### TASK GOAL
Reply with the count of lines holding "incu", nothing more.

### LISTED ENTRIES

-- BEGIN --

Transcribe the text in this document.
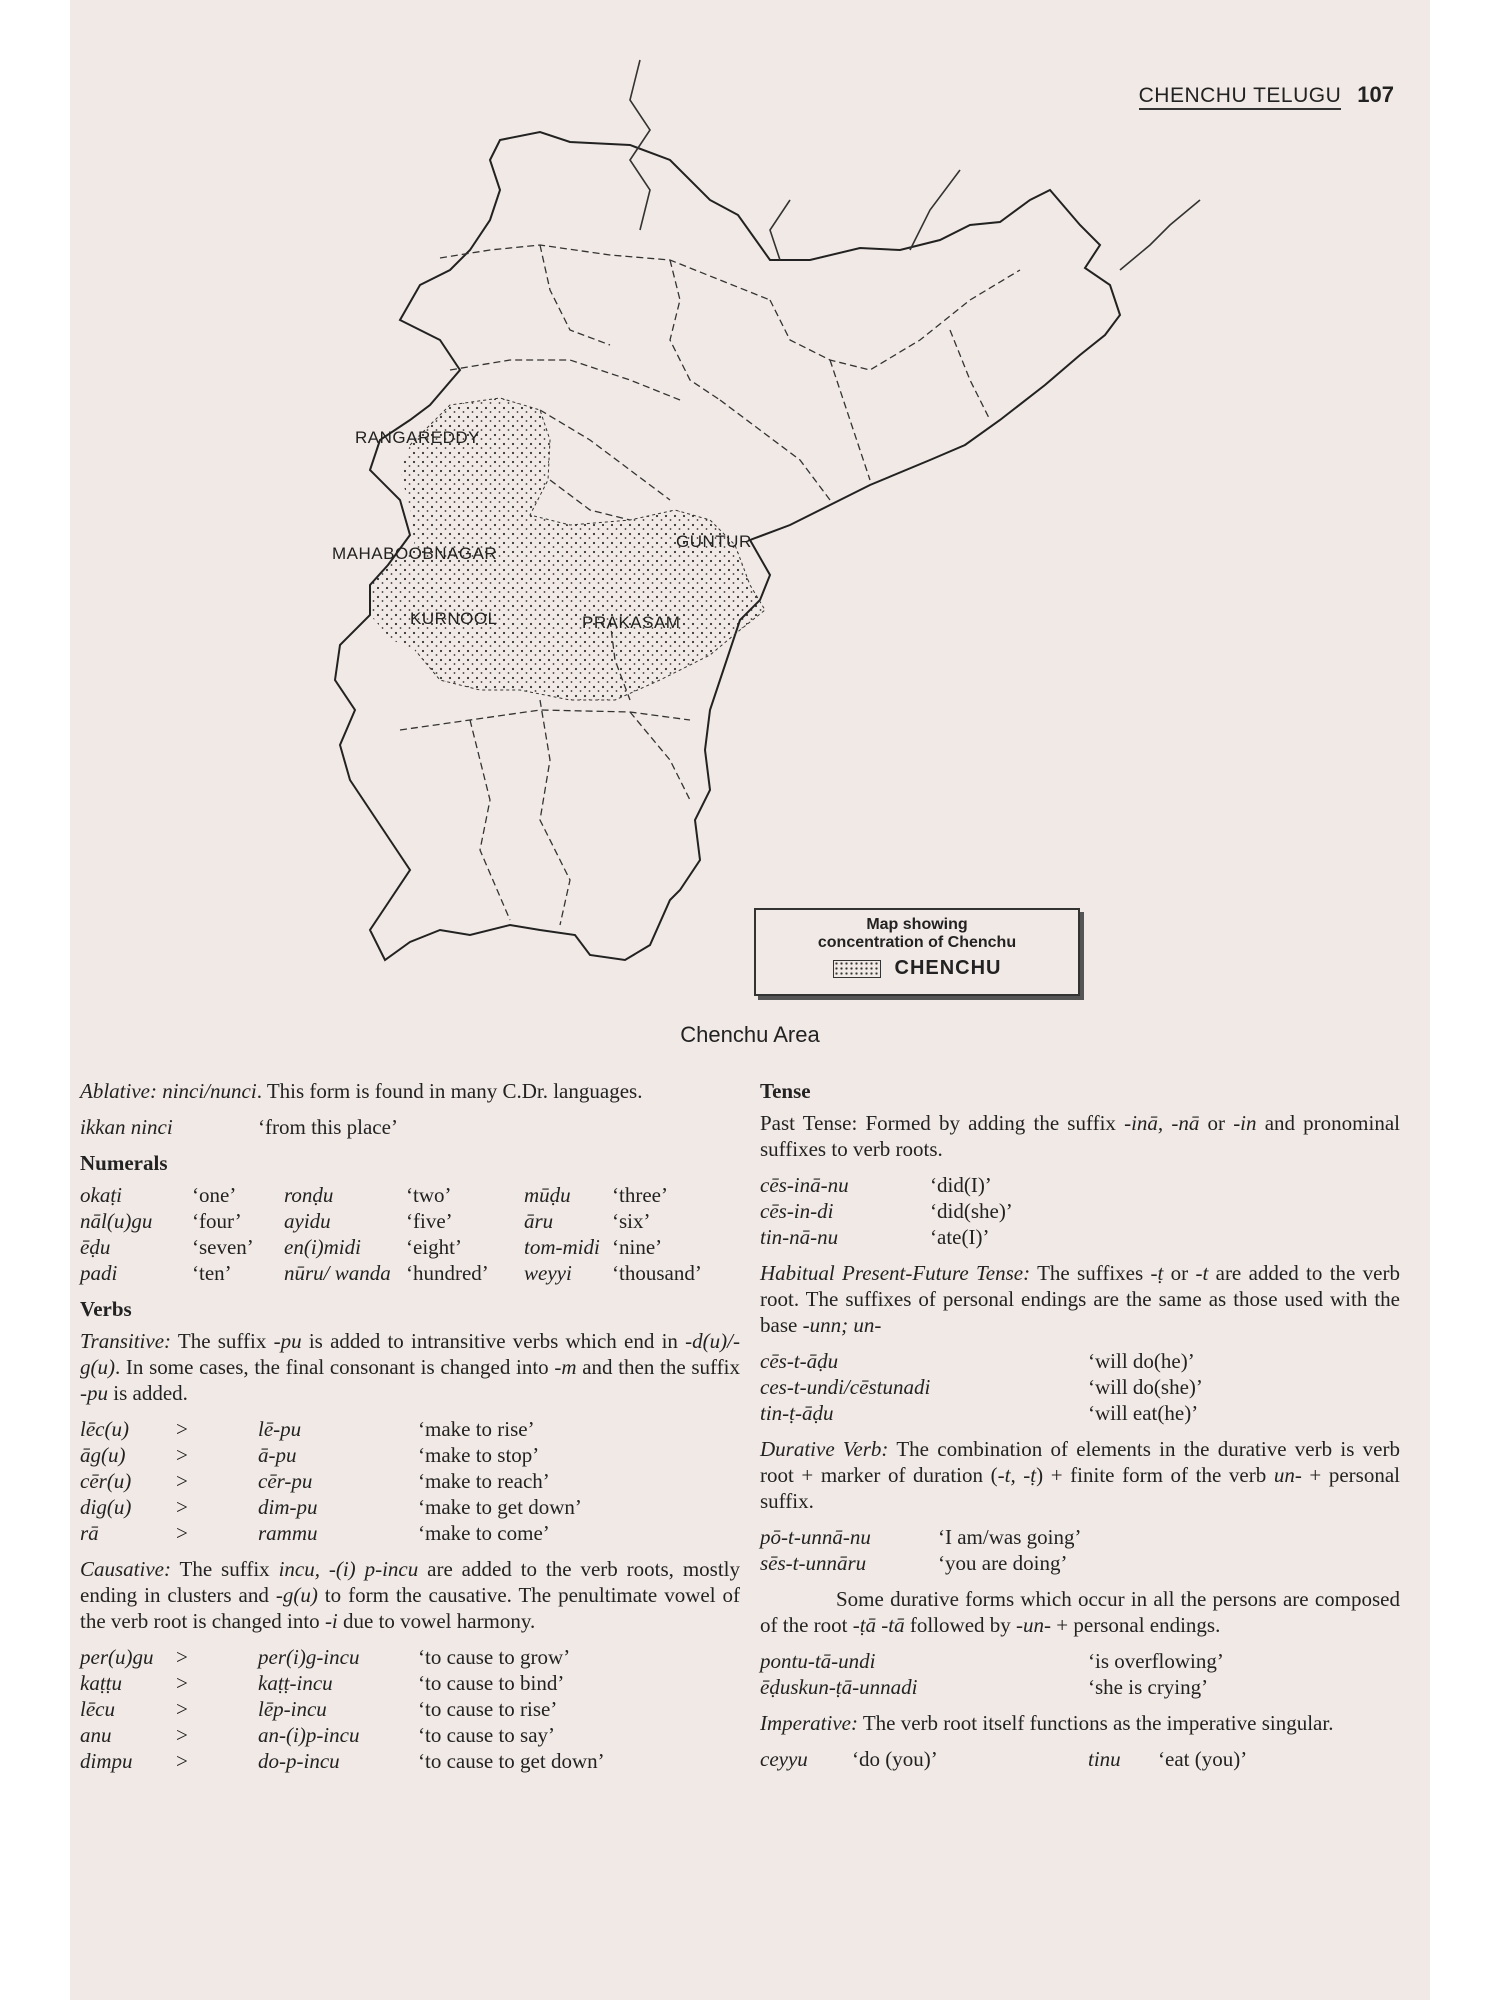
CHENCHU TELUGU 107
RANGAREDDY
MAHABOOBNAGAR
GUNTUR
KURNOOL	PRAKASAM
Map showing
concentration of Chenchu
CHENCHU
Chenchu Area

Ablative: ninci/nunci. This form is found in many C.Dr. languages.

ikkan ninci	‘from this place’
Numerals
okaṭi	‘one’	ronḍu	‘two’	mūḍu	‘three’
nāl(u)gu	‘four’	ayidu	‘five’	āru	‘six’
ēḍu	‘seven’	en(i)midi	‘eight’	tom-midi	‘nine’
padi	‘ten’	nūru/ wanda	‘hundred’	weyyi	‘thousand’
Verbs

Transitive: The suffix -pu is added to intransitive verbs which end in -d(u)/-g(u). In some cases, the final consonant is changed into -m and then the suffix -pu is added.

lēc(u)	>	lē-pu	‘make to rise’
āg(u)	>	ā-pu	‘make to stop’
cēr(u)	>	cēr-pu	‘make to reach’
dig(u)	>	dim-pu	‘make to get down’
rā	>	rammu	‘make to come’

Causative: The suffix incu, -(i) p-incu are added to the verb roots, mostly ending in clusters and -g(u) to form the causative. The penultimate vowel of the verb root is changed into -i due to vowel harmony.

per(u)gu	>	per(i)g-incu	‘to cause to grow’
kaṭṭu	>	kaṭṭ-incu	‘to cause to bind’
lēcu	>	lēp-incu	‘to cause to rise’
anu	>	an-(i)p-incu	‘to cause to say’
dimpu	>	do-p-incu	‘to cause to get down’
Tense

Past Tense: Formed by adding the suffix -inā, -nā or -in and pronominal suffixes to verb roots.

cēs-inā-nu	‘did(I)’
cēs-in-di	‘did(she)’
tin-nā-nu	‘ate(I)’

Habitual Present-Future Tense: The suffixes -ṭ or -t are added to the verb root. The suffixes of personal endings are the same as those used with the base -unn; un-

cēs-t-āḍu	‘will do(he)’
ces-t-undi/cēstunadi	‘will do(she)’
tin-ṭ-āḍu	‘will eat(he)’

Durative Verb: The combination of elements in the durative verb is verb root + marker of duration (-t, -ṭ) + finite form of the verb un- + personal suffix.

pō-t-unnā-nu	‘I am/was going’
sēs-t-unnāru	‘you are doing’

Some durative forms which occur in all the persons are composed of the root -ṭā -tā followed by -un- + personal endings.

pontu-tā-undi	‘is overflowing’
ēḍuskun-ṭā-unnadi	‘she is crying’

Imperative: The verb root itself functions as the imperative singular.

ceyyu	‘do (you)’	tinu	‘eat (you)’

-- END --

### COMPLETE OUTPUT
6